# [To do]
Find each line holding "title" and copy it out.

# [Extracted data]
::::::::

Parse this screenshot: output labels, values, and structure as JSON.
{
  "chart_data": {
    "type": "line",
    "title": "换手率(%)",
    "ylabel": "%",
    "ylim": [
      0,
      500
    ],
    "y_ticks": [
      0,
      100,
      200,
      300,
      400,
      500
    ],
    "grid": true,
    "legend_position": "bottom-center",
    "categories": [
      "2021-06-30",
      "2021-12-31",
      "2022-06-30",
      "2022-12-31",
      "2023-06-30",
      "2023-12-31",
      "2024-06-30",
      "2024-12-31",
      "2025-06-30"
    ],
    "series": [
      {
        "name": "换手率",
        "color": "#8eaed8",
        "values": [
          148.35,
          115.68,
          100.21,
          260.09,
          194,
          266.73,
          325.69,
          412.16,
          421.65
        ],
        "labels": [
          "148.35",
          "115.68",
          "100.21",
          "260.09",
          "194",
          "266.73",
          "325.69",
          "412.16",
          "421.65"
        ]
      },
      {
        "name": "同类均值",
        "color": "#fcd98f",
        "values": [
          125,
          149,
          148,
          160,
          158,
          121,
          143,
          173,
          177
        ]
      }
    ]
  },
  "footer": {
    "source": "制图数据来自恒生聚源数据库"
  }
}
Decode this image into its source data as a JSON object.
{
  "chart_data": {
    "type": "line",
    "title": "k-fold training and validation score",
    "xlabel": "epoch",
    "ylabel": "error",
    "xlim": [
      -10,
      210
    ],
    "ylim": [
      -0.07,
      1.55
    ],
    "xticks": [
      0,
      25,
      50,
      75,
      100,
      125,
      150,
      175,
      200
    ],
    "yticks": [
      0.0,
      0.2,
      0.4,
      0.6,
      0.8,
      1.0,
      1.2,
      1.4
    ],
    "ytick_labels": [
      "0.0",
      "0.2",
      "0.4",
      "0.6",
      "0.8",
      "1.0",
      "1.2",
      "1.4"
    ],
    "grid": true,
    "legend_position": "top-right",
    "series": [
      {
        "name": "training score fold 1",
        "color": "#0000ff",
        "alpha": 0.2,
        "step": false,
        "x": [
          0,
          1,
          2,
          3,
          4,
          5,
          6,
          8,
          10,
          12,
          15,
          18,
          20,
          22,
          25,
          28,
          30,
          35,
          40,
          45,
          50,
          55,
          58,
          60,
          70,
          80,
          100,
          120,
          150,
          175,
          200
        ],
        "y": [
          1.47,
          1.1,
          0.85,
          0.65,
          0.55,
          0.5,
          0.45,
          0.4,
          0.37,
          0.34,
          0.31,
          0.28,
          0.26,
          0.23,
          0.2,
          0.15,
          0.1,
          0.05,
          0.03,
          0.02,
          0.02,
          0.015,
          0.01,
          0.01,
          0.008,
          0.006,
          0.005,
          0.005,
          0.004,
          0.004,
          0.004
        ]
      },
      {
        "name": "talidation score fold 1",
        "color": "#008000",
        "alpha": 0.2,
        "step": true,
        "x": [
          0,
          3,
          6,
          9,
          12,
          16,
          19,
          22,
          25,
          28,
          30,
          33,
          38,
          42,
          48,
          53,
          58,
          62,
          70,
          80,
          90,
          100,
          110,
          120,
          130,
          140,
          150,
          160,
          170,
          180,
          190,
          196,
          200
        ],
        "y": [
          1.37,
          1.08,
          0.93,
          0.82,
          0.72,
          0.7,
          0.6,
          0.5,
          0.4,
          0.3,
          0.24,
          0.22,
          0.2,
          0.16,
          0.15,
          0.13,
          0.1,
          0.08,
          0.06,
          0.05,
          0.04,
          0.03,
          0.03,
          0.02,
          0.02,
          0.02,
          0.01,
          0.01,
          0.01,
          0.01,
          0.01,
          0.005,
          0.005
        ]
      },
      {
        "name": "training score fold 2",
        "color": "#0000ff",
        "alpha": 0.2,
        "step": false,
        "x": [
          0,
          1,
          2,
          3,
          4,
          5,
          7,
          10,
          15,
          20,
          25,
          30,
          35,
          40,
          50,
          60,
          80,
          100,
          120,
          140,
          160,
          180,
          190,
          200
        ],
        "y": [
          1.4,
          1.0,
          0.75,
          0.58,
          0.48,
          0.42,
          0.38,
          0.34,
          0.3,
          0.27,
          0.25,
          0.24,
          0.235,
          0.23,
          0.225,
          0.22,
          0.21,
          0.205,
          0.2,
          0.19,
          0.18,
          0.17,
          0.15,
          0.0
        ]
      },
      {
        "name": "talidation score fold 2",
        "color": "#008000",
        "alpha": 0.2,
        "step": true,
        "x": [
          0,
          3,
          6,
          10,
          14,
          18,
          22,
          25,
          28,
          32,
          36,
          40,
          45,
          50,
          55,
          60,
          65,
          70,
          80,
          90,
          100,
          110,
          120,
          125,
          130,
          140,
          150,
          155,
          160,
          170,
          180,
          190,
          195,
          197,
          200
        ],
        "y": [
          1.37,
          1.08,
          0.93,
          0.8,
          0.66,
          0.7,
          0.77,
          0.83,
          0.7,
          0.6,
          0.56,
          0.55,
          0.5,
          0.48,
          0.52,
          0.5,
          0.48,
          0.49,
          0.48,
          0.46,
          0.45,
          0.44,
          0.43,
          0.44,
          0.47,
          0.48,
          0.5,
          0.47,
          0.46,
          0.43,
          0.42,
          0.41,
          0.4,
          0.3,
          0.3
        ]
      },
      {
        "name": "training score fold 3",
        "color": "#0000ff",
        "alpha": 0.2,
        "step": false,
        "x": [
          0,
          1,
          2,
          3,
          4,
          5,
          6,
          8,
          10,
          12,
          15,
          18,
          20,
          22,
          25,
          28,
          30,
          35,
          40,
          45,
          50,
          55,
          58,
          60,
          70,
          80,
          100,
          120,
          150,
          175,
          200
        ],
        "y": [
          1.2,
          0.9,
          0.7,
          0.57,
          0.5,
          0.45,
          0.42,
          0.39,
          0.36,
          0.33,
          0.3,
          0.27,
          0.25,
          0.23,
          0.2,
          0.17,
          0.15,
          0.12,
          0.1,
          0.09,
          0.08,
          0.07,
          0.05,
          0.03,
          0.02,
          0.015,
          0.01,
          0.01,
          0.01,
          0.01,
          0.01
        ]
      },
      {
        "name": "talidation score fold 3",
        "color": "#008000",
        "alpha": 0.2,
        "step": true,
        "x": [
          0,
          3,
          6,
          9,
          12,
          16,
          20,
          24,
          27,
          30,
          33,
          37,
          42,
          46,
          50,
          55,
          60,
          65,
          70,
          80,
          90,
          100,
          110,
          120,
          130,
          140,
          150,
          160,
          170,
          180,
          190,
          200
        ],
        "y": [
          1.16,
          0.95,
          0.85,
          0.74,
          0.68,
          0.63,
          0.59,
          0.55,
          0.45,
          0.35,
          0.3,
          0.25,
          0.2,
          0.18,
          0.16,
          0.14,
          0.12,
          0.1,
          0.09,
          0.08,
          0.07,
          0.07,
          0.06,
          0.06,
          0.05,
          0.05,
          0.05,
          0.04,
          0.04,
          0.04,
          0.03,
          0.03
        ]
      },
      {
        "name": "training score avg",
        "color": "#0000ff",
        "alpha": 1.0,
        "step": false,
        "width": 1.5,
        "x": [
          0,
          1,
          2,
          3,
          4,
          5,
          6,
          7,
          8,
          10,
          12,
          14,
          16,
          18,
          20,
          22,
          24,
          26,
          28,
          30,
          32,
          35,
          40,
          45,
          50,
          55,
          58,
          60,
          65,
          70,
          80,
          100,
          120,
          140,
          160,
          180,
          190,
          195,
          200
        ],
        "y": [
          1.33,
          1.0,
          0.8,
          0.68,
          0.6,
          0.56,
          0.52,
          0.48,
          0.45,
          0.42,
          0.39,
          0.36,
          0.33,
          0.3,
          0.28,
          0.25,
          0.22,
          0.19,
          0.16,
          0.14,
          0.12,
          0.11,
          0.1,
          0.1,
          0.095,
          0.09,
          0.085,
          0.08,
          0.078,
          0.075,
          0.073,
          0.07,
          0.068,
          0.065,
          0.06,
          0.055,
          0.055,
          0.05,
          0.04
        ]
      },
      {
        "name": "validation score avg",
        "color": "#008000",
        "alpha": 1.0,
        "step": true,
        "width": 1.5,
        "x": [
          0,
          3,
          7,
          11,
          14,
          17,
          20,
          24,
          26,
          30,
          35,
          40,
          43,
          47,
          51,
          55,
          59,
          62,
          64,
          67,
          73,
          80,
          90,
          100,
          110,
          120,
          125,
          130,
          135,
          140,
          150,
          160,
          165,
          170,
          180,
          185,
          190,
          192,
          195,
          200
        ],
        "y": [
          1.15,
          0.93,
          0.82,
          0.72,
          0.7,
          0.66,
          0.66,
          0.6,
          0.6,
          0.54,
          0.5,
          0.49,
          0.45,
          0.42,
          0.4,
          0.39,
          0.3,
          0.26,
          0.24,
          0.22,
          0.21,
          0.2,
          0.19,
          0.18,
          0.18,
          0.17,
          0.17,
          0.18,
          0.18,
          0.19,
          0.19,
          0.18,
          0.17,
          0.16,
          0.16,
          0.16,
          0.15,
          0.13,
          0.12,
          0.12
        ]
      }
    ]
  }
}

::::::::

# [Exercise response]
    "title": "换手率(%)",
    "title": "k-fold training and validation score",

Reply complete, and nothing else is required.